Exercise description:
Write out the full set of records exactly. Any pictures in them do not belong in the copy.

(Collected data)
_____
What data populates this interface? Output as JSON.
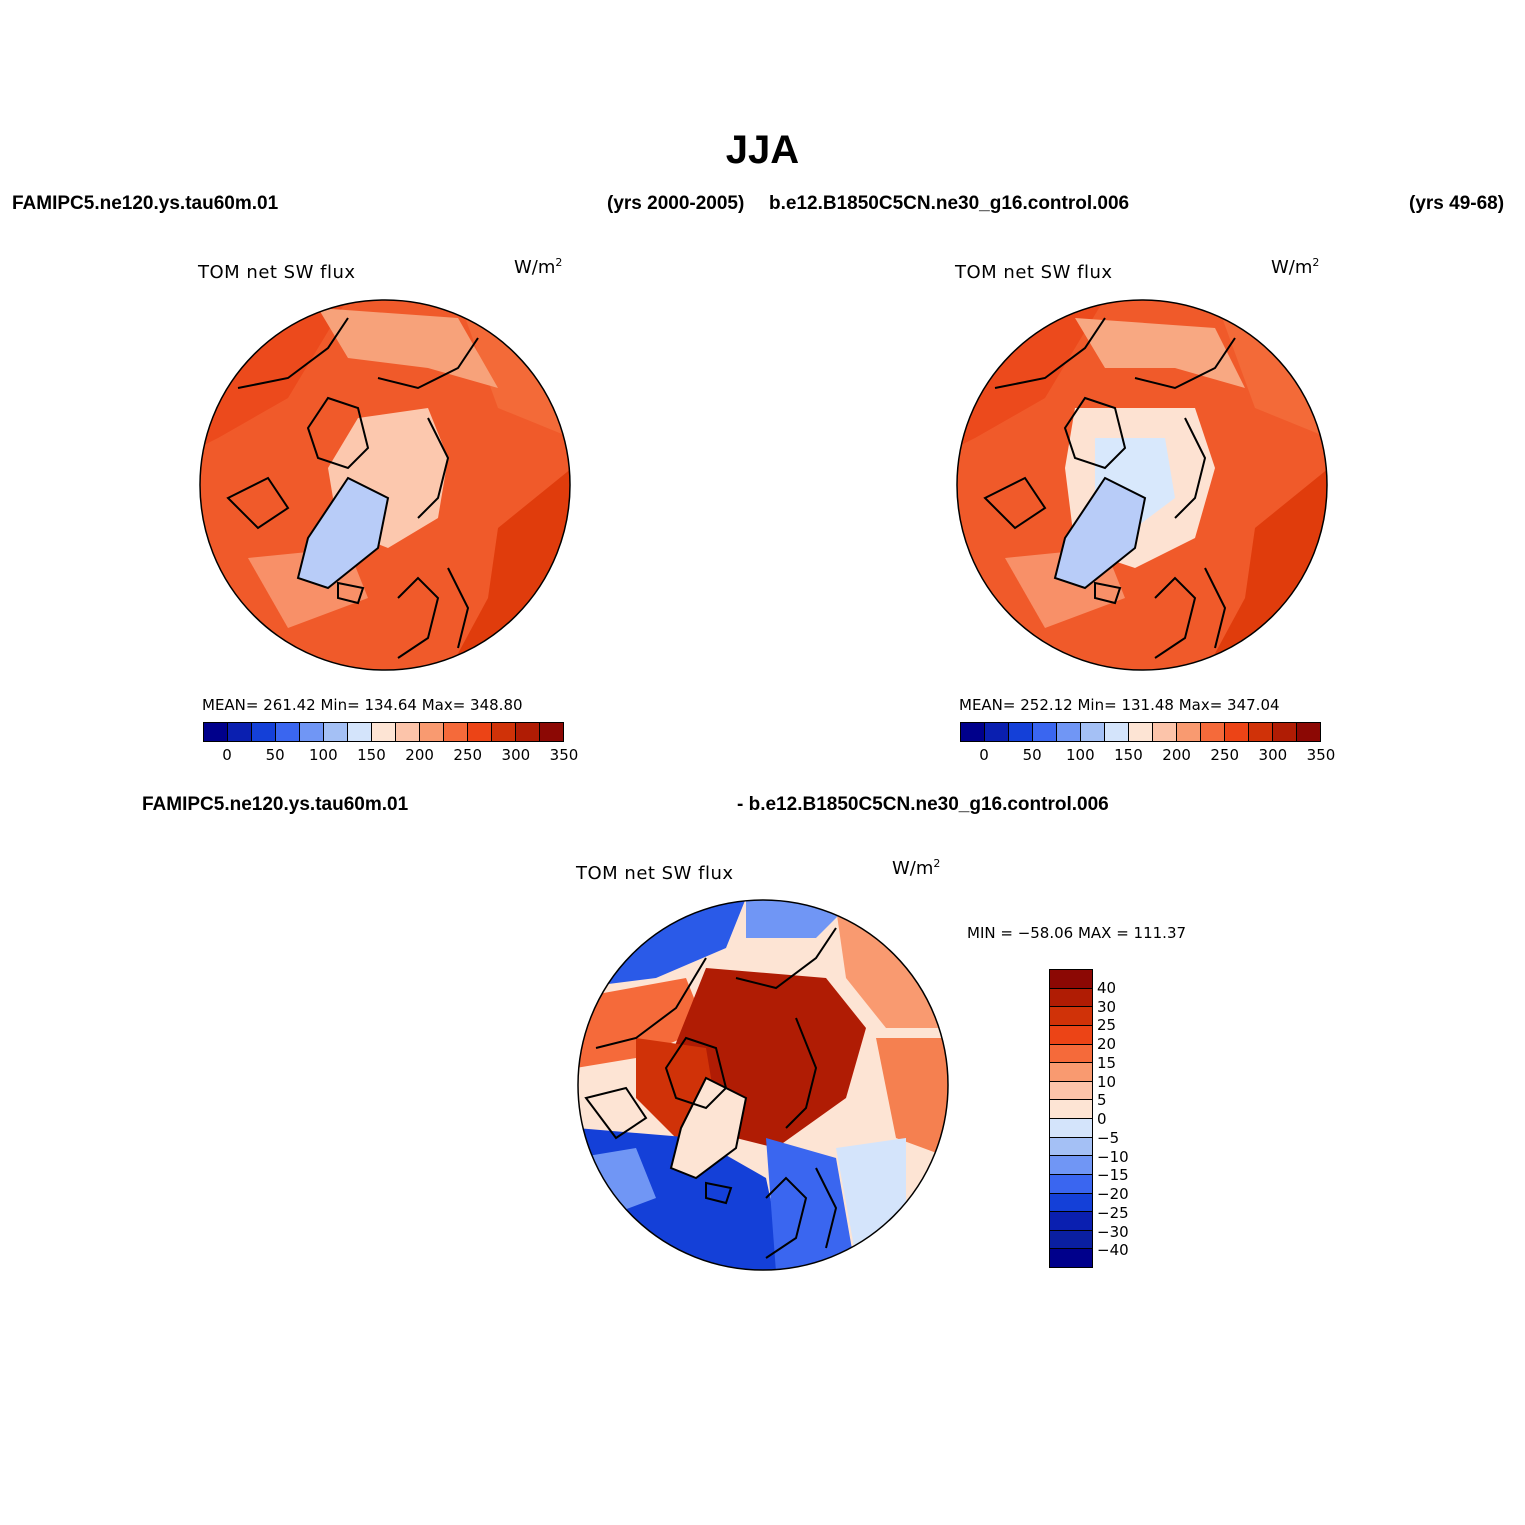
{
  "title": "JJA",
  "top_left": {
    "case": "FAMIPC5.ne120.ys.tau60m.01",
    "years": "(yrs 2000-2005)",
    "panel_title": "TOM net SW flux",
    "units": "W/m",
    "units_exp": "2",
    "stats": "MEAN= 261.42   Min= 134.64   Max= 348.80"
  },
  "top_right": {
    "case": "b.e12.B1850C5CN.ne30_g16.control.006",
    "years": "(yrs 49-68)",
    "panel_title": "TOM net SW flux",
    "units": "W/m",
    "units_exp": "2",
    "stats": "MEAN= 252.12   Min= 131.48   Max= 347.04"
  },
  "diff": {
    "case_a": "FAMIPC5.ne120.ys.tau60m.01",
    "case_b": "- b.e12.B1850C5CN.ne30_g16.control.006",
    "panel_title": "TOM net SW flux",
    "units": "W/m",
    "units_exp": "2",
    "stats": "MIN = −58.06 MAX = 111.37"
  },
  "colorbar_abs": {
    "ticks": [
      "0",
      "50",
      "100",
      "150",
      "200",
      "250",
      "300",
      "350"
    ],
    "colors": [
      "#00008b",
      "#0a1fb0",
      "#1440d8",
      "#3a66f0",
      "#7096f5",
      "#a4c0f5",
      "#d4e4fb",
      "#fde4d4",
      "#fcc4aa",
      "#f99a70",
      "#f56a3a",
      "#ec4416",
      "#d03208",
      "#b01c04",
      "#8c0804"
    ]
  },
  "colorbar_diff": {
    "ticks": [
      "40",
      "30",
      "25",
      "20",
      "15",
      "10",
      "5",
      "0",
      "−5",
      "−10",
      "−15",
      "−20",
      "−25",
      "−30",
      "−40"
    ],
    "colors": [
      "#8c0804",
      "#b01c04",
      "#d03208",
      "#ec4416",
      "#f56a3a",
      "#f99a70",
      "#fcc4aa",
      "#fde4d4",
      "#d4e4fb",
      "#a4c0f5",
      "#7096f5",
      "#3a66f0",
      "#1440d8",
      "#0a1fb0",
      "#0a1fa0",
      "#00008b"
    ]
  }
}
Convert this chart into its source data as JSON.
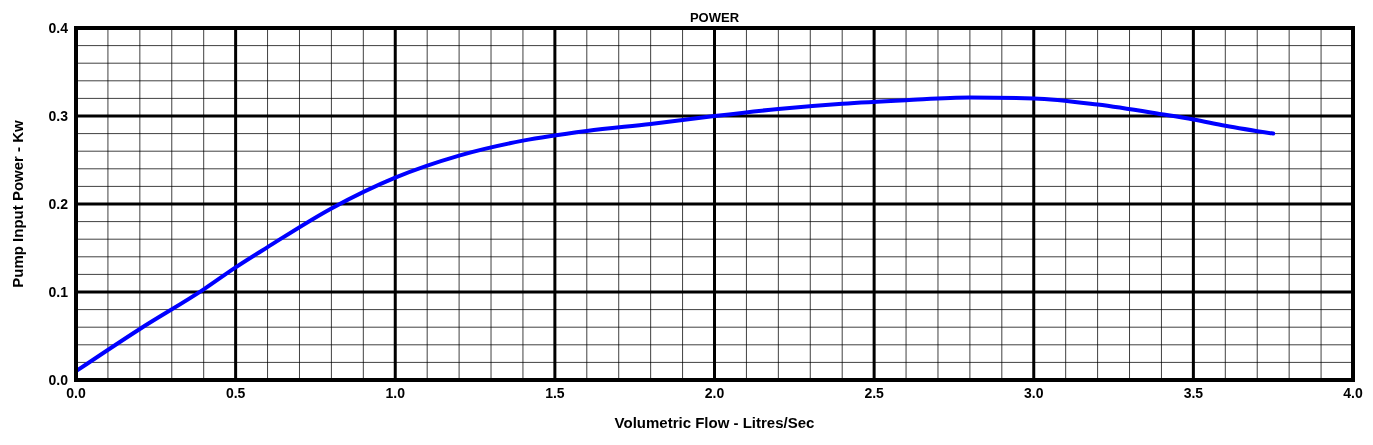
{
  "chart_data": {
    "type": "line",
    "title": "POWER",
    "xlabel": "Volumetric Flow - Litres/Sec",
    "ylabel": "Pump Input Power - Kw",
    "x": [
      0,
      0.2,
      0.4,
      0.5,
      0.6,
      0.8,
      1.0,
      1.2,
      1.4,
      1.6,
      1.8,
      2.0,
      2.2,
      2.4,
      2.6,
      2.8,
      3.0,
      3.2,
      3.4,
      3.5,
      3.6,
      3.75
    ],
    "series": [
      {
        "color": "#0000ff",
        "values": [
          0.01,
          0.058,
          0.103,
          0.128,
          0.151,
          0.195,
          0.23,
          0.255,
          0.272,
          0.283,
          0.291,
          0.3,
          0.308,
          0.314,
          0.318,
          0.321,
          0.32,
          0.313,
          0.302,
          0.296,
          0.289,
          0.28
        ]
      }
    ],
    "xlim": [
      0,
      4
    ],
    "ylim": [
      0,
      0.4
    ],
    "xticks": [
      {
        "value": 0,
        "label": "0.0"
      },
      {
        "value": 0.1,
        "label": null
      },
      {
        "value": 0.2,
        "label": null
      },
      {
        "value": 0.3,
        "label": null
      },
      {
        "value": 0.4,
        "label": null
      },
      {
        "value": 0.5,
        "label": "0.5"
      },
      {
        "value": 0.6,
        "label": null
      },
      {
        "value": 0.7,
        "label": null
      },
      {
        "value": 0.8,
        "label": null
      },
      {
        "value": 0.9,
        "label": null
      },
      {
        "value": 1,
        "label": "1.0"
      },
      {
        "value": 1.1,
        "label": null
      },
      {
        "value": 1.2,
        "label": null
      },
      {
        "value": 1.3,
        "label": null
      },
      {
        "value": 1.4,
        "label": null
      },
      {
        "value": 1.5,
        "label": "1.5"
      },
      {
        "value": 1.6,
        "label": null
      },
      {
        "value": 1.7,
        "label": null
      },
      {
        "value": 1.8,
        "label": null
      },
      {
        "value": 1.9,
        "label": null
      },
      {
        "value": 2,
        "label": "2.0"
      },
      {
        "value": 2.1,
        "label": null
      },
      {
        "value": 2.2,
        "label": null
      },
      {
        "value": 2.3,
        "label": null
      },
      {
        "value": 2.4,
        "label": null
      },
      {
        "value": 2.5,
        "label": "2.5"
      },
      {
        "value": 2.6,
        "label": null
      },
      {
        "value": 2.7,
        "label": null
      },
      {
        "value": 2.8,
        "label": null
      },
      {
        "value": 2.9,
        "label": null
      },
      {
        "value": 3,
        "label": "3.0"
      },
      {
        "value": 3.1,
        "label": null
      },
      {
        "value": 3.2,
        "label": null
      },
      {
        "value": 3.3,
        "label": null
      },
      {
        "value": 3.4,
        "label": null
      },
      {
        "value": 3.5,
        "label": "3.5"
      },
      {
        "value": 3.6,
        "label": null
      },
      {
        "value": 3.7,
        "label": null
      },
      {
        "value": 3.8,
        "label": null
      },
      {
        "value": 3.9,
        "label": null
      },
      {
        "value": 4,
        "label": "4.0"
      }
    ],
    "yticks": [
      {
        "value": 0,
        "label": "0.0"
      },
      {
        "value": 0.02,
        "label": null
      },
      {
        "value": 0.04,
        "label": null
      },
      {
        "value": 0.06,
        "label": null
      },
      {
        "value": 0.08,
        "label": null
      },
      {
        "value": 0.1,
        "label": "0.1"
      },
      {
        "value": 0.12,
        "label": null
      },
      {
        "value": 0.14,
        "label": null
      },
      {
        "value": 0.16,
        "label": null
      },
      {
        "value": 0.18,
        "label": null
      },
      {
        "value": 0.2,
        "label": "0.2"
      },
      {
        "value": 0.22,
        "label": null
      },
      {
        "value": 0.24,
        "label": null
      },
      {
        "value": 0.26,
        "label": null
      },
      {
        "value": 0.28,
        "label": null
      },
      {
        "value": 0.3,
        "label": "0.3"
      },
      {
        "value": 0.32,
        "label": null
      },
      {
        "value": 0.34,
        "label": null
      },
      {
        "value": 0.36,
        "label": null
      },
      {
        "value": 0.38,
        "label": null
      },
      {
        "value": 0.4,
        "label": "0.4"
      }
    ],
    "grid": true,
    "marker": "none",
    "line_style": "solid"
  }
}
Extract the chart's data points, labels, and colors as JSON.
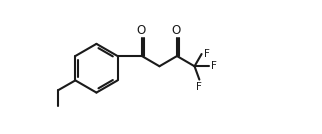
{
  "bg_color": "#ffffff",
  "line_color": "#1a1a1a",
  "text_color": "#1a1a1a",
  "line_width": 1.5,
  "font_size": 7.5,
  "fig_width": 3.22,
  "fig_height": 1.34,
  "dpi": 100,
  "xlim": [
    0,
    10.5
  ],
  "ylim": [
    0,
    5.5
  ]
}
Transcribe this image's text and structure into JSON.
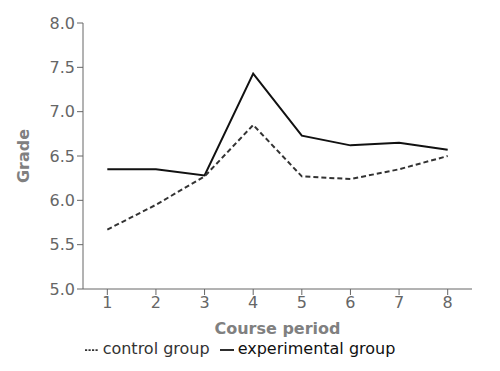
_____
Answer to this problem:
What data populates this interface? Output as JSON.
{
  "title": "JJA",
  "top_left": {
    "case": "FAMIPC5.ne120.ys.tau60m.01",
    "years": "(yrs 2000-2005)",
    "panel_title": "TOM net SW flux",
    "units": "W/m",
    "units_exp": "2",
    "stats": "MEAN= 261.42   Min= 134.64   Max= 348.80"
  },
  "top_right": {
    "case": "b.e12.B1850C5CN.ne30_g16.control.006",
    "years": "(yrs 49-68)",
    "panel_title": "TOM net SW flux",
    "units": "W/m",
    "units_exp": "2",
    "stats": "MEAN= 252.12   Min= 131.48   Max= 347.04"
  },
  "diff": {
    "case_a": "FAMIPC5.ne120.ys.tau60m.01",
    "case_b": "- b.e12.B1850C5CN.ne30_g16.control.006",
    "panel_title": "TOM net SW flux",
    "units": "W/m",
    "units_exp": "2",
    "stats": "MIN = −58.06 MAX = 111.37"
  },
  "colorbar_abs": {
    "ticks": [
      "0",
      "50",
      "100",
      "150",
      "200",
      "250",
      "300",
      "350"
    ],
    "colors": [
      "#00008b",
      "#0a1fb0",
      "#1440d8",
      "#3a66f0",
      "#7096f5",
      "#a4c0f5",
      "#d4e4fb",
      "#fde4d4",
      "#fcc4aa",
      "#f99a70",
      "#f56a3a",
      "#ec4416",
      "#d03208",
      "#b01c04",
      "#8c0804"
    ]
  },
  "colorbar_diff": {
    "ticks": [
      "40",
      "30",
      "25",
      "20",
      "15",
      "10",
      "5",
      "0",
      "−5",
      "−10",
      "−15",
      "−20",
      "−25",
      "−30",
      "−40"
    ],
    "colors": [
      "#8c0804",
      "#b01c04",
      "#d03208",
      "#ec4416",
      "#f56a3a",
      "#f99a70",
      "#fcc4aa",
      "#fde4d4",
      "#d4e4fb",
      "#a4c0f5",
      "#7096f5",
      "#3a66f0",
      "#1440d8",
      "#0a1fb0",
      "#0a1fa0",
      "#00008b"
    ]
  }
}
Convert this chart into its source data as JSON.
{
  "chart_data": {
    "type": "line",
    "title": "POWER",
    "xlabel": "Volumetric Flow - Litres/Sec",
    "ylabel": "Pump Input Power - Kw",
    "x": [
      0,
      0.2,
      0.4,
      0.5,
      0.6,
      0.8,
      1.0,
      1.2,
      1.4,
      1.6,
      1.8,
      2.0,
      2.2,
      2.4,
      2.6,
      2.8,
      3.0,
      3.2,
      3.4,
      3.5,
      3.6,
      3.75
    ],
    "series": [
      {
        "color": "#0000ff",
        "values": [
          0.01,
          0.058,
          0.103,
          0.128,
          0.151,
          0.195,
          0.23,
          0.255,
          0.272,
          0.283,
          0.291,
          0.3,
          0.308,
          0.314,
          0.318,
          0.321,
          0.32,
          0.313,
          0.302,
          0.296,
          0.289,
          0.28
        ]
      }
    ],
    "xlim": [
      0,
      4
    ],
    "ylim": [
      0,
      0.4
    ],
    "xticks": [
      {
        "value": 0,
        "label": "0.0"
      },
      {
        "value": 0.1,
        "label": null
      },
      {
        "value": 0.2,
        "label": null
      },
      {
        "value": 0.3,
        "label": null
      },
      {
        "value": 0.4,
        "label": null
      },
      {
        "value": 0.5,
        "label": "0.5"
      },
      {
        "value": 0.6,
        "label": null
      },
      {
        "value": 0.7,
        "label": null
      },
      {
        "value": 0.8,
        "label": null
      },
      {
        "value": 0.9,
        "label": null
      },
      {
        "value": 1,
        "label": "1.0"
      },
      {
        "value": 1.1,
        "label": null
      },
      {
        "value": 1.2,
        "label": null
      },
      {
        "value": 1.3,
        "label": null
      },
      {
        "value": 1.4,
        "label": null
      },
      {
        "value": 1.5,
        "label": "1.5"
      },
      {
        "value": 1.6,
        "label": null
      },
      {
        "value": 1.7,
        "label": null
      },
      {
        "value": 1.8,
        "label": null
      },
      {
        "value": 1.9,
        "label": null
      },
      {
        "value": 2,
        "label": "2.0"
      },
      {
        "value": 2.1,
        "label": null
      },
      {
        "value": 2.2,
        "label": null
      },
      {
        "value": 2.3,
        "label": null
      },
      {
        "value": 2.4,
        "label": null
      },
      {
        "value": 2.5,
        "label": "2.5"
      },
      {
        "value": 2.6,
        "label": null
      },
      {
        "value": 2.7,
        "label": null
      },
      {
        "value": 2.8,
        "label": null
      },
      {
        "value": 2.9,
        "label": null
      },
      {
        "value": 3,
        "label": "3.0"
      },
      {
        "value": 3.1,
        "label": null
      },
      {
        "value": 3.2,
        "label": null
      },
      {
        "value": 3.3,
        "label": null
      },
      {
        "value": 3.4,
        "label": null
      },
      {
        "value": 3.5,
        "label": "3.5"
      },
      {
        "value": 3.6,
        "label": null
      },
      {
        "value": 3.7,
        "label": null
      },
      {
        "value": 3.8,
        "label": null
      },
      {
        "value": 3.9,
        "label": null
      },
      {
        "value": 4,
        "label": "4.0"
      }
    ],
    "yticks": [
      {
        "value": 0,
        "label": "0.0"
      },
      {
        "value": 0.02,
        "label": null
      },
      {
        "value": 0.04,
        "label": null
      },
      {
        "value": 0.06,
        "label": null
      },
      {
        "value": 0.08,
        "label": null
      },
      {
        "value": 0.1,
        "label": "0.1"
      },
      {
        "value": 0.12,
        "label": null
      },
      {
        "value": 0.14,
        "label": null
      },
      {
        "value": 0.16,
        "label": null
      },
      {
        "value": 0.18,
        "label": null
      },
      {
        "value": 0.2,
        "label": "0.2"
      },
      {
        "value": 0.22,
        "label": null
      },
      {
        "value": 0.24,
        "label": null
      },
      {
        "value": 0.26,
        "label": null
      },
      {
        "value": 0.28,
        "label": null
      },
      {
        "value": 0.3,
        "label": "0.3"
      },
      {
        "value": 0.32,
        "label": null
      },
      {
        "value": 0.34,
        "label": null
      },
      {
        "value": 0.36,
        "label": null
      },
      {
        "value": 0.38,
        "label": null
      },
      {
        "value": 0.4,
        "label": "0.4"
      }
    ],
    "grid": true,
    "marker": "none",
    "line_style": "solid"
  }
}
Extract the chart's data points, labels, and colors as JSON.
{
  "bg_color": "#ffffff",
  "line_color": "#1a1a1a",
  "text_color": "#1a1a1a",
  "line_width": 1.5,
  "font_size": 7.5,
  "fig_width": 3.22,
  "fig_height": 1.34,
  "dpi": 100,
  "xlim": [
    0,
    10.5
  ],
  "ylim": [
    0,
    5.5
  ]
}
Transcribe this image's text and structure into JSON.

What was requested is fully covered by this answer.